## INSTRUCTIONS FOR THE TASK
Which lines hold the string "color"? Copy every one of them.
+ + + +
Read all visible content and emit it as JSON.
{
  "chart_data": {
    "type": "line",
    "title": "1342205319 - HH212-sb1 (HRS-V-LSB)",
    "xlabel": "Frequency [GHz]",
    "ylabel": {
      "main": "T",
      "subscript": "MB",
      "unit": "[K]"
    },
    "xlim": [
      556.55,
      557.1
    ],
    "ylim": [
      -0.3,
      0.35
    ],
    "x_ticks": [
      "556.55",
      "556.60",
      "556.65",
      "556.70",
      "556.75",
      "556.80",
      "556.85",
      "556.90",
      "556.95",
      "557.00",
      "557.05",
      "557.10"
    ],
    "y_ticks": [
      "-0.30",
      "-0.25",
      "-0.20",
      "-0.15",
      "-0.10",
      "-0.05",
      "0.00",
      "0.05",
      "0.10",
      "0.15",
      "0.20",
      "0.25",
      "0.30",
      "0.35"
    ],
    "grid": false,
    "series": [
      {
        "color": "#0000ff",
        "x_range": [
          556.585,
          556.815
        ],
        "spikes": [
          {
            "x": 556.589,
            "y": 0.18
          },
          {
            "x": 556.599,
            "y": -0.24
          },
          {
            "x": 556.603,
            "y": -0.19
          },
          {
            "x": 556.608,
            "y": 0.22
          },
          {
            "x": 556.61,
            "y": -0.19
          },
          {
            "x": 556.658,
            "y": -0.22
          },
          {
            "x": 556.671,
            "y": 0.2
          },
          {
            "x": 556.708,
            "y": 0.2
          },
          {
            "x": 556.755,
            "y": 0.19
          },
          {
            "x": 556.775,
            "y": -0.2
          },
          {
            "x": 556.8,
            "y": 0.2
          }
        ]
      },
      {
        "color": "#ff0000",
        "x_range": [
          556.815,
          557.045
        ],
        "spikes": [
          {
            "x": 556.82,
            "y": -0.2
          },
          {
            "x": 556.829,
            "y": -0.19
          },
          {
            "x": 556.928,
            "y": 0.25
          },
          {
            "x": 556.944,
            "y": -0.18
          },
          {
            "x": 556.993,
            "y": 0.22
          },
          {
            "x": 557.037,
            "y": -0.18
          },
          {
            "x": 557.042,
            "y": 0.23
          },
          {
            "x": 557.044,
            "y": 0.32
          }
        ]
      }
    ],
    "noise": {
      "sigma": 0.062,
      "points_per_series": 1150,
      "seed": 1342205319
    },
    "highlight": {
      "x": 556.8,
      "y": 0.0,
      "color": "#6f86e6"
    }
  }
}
+ + + +
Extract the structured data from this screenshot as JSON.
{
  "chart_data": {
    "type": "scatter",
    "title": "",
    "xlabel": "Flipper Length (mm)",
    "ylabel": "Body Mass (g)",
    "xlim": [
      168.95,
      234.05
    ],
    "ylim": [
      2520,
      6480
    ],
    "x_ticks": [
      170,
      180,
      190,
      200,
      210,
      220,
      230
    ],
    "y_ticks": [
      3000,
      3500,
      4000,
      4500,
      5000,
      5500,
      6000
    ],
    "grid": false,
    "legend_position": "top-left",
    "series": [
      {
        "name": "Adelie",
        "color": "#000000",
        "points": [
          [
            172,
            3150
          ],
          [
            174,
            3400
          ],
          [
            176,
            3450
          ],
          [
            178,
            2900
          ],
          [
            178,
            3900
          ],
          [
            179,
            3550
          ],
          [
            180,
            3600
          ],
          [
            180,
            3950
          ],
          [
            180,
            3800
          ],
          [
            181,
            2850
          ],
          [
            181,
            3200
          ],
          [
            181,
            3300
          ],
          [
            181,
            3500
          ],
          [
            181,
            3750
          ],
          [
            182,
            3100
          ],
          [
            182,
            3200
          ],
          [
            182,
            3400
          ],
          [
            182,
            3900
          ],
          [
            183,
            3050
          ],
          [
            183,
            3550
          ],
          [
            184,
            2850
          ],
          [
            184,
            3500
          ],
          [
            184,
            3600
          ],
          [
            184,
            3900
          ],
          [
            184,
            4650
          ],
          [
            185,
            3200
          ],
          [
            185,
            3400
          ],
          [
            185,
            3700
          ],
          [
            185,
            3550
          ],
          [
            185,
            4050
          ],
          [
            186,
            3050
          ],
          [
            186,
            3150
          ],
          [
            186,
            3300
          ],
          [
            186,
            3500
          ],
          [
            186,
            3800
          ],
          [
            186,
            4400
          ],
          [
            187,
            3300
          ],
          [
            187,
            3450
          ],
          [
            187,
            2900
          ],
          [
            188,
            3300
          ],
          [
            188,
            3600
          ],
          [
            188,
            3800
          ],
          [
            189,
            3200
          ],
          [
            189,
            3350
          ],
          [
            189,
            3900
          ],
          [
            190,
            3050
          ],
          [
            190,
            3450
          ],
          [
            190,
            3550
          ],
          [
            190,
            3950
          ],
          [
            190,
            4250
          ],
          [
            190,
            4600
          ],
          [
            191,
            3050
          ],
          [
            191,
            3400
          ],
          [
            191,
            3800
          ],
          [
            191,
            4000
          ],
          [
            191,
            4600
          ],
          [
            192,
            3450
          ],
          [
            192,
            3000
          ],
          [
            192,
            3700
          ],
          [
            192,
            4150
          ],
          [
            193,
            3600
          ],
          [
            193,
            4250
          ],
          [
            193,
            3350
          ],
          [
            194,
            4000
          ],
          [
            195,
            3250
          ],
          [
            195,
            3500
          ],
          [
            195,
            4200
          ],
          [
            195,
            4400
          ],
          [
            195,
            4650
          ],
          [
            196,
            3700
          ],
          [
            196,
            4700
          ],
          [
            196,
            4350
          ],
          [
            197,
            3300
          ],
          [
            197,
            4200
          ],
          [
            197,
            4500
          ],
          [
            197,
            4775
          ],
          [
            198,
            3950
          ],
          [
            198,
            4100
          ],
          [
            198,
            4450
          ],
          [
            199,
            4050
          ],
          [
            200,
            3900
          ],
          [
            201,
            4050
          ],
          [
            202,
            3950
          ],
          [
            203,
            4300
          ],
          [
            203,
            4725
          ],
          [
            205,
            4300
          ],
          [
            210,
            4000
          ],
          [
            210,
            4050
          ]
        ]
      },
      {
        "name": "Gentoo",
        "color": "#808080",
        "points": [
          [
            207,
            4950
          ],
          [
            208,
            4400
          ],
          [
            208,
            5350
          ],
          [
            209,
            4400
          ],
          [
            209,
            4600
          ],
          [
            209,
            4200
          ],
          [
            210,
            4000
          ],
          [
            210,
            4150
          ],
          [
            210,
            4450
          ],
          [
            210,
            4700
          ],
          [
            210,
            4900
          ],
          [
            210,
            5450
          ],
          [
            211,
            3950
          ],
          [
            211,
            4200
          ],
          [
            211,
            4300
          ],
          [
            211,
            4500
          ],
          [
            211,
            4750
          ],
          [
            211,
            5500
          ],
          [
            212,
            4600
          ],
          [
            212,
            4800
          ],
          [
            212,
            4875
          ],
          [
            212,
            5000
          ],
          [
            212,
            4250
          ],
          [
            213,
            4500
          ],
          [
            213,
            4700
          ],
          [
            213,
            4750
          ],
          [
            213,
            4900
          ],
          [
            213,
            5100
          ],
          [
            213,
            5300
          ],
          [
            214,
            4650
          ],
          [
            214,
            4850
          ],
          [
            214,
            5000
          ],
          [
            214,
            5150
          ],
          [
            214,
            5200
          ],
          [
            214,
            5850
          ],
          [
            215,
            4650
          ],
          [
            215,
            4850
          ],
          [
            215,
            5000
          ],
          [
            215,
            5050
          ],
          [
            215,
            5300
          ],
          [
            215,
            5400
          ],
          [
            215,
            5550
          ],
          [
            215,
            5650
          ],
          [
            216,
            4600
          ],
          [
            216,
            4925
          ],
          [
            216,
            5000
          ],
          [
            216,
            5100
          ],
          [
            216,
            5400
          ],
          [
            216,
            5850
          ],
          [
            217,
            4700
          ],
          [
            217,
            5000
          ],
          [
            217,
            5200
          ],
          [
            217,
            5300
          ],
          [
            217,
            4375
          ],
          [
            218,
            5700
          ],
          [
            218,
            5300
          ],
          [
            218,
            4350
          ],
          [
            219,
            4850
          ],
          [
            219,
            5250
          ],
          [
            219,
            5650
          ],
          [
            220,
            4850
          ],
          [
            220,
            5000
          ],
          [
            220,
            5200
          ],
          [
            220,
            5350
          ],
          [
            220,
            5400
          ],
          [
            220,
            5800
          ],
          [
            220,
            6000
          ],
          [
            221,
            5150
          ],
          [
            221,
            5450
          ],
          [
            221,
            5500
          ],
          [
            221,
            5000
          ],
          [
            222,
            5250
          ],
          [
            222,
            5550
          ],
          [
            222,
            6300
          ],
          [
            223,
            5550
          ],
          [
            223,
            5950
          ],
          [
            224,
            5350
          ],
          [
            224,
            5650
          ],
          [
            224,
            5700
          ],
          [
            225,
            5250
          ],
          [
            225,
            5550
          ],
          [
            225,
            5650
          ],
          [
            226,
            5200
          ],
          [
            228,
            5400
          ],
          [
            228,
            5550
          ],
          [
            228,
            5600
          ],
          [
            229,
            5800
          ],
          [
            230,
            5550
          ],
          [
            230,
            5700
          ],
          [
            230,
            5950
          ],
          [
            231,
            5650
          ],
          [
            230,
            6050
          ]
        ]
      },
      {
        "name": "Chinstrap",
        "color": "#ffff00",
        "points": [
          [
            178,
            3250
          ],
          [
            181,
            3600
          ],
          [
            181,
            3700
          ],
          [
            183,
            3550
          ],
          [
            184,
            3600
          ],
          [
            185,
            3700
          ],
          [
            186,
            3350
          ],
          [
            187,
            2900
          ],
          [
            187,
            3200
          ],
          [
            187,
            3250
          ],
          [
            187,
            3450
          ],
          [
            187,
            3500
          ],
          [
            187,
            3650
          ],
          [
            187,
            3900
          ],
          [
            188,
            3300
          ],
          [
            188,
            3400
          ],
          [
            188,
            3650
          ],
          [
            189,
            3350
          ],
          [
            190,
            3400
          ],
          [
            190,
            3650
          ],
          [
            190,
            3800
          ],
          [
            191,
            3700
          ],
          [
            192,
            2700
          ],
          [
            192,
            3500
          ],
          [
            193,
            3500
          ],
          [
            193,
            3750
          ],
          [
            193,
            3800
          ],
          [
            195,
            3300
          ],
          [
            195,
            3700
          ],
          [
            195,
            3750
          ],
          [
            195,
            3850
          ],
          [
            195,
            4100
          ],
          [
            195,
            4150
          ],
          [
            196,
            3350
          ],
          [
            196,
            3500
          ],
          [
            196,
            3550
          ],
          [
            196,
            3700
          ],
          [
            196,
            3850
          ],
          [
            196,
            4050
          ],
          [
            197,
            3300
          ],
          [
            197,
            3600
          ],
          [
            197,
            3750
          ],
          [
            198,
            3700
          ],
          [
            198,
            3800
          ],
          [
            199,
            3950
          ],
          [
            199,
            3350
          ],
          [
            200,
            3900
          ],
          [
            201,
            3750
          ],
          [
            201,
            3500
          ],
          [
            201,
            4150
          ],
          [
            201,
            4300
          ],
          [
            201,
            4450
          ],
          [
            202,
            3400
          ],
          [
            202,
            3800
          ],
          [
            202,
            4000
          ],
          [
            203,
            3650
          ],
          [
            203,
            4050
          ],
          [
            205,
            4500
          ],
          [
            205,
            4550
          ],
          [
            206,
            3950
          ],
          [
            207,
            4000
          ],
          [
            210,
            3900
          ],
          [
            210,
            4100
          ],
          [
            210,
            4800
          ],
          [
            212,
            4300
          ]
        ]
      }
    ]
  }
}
+ + + +
## RESPONSE
        "color": "#0000ff",
        "color": "#ff0000",
      "color": "#6f86e6"
        "color": "#000000",
        "color": "#808080",
        "color": "#ffff00",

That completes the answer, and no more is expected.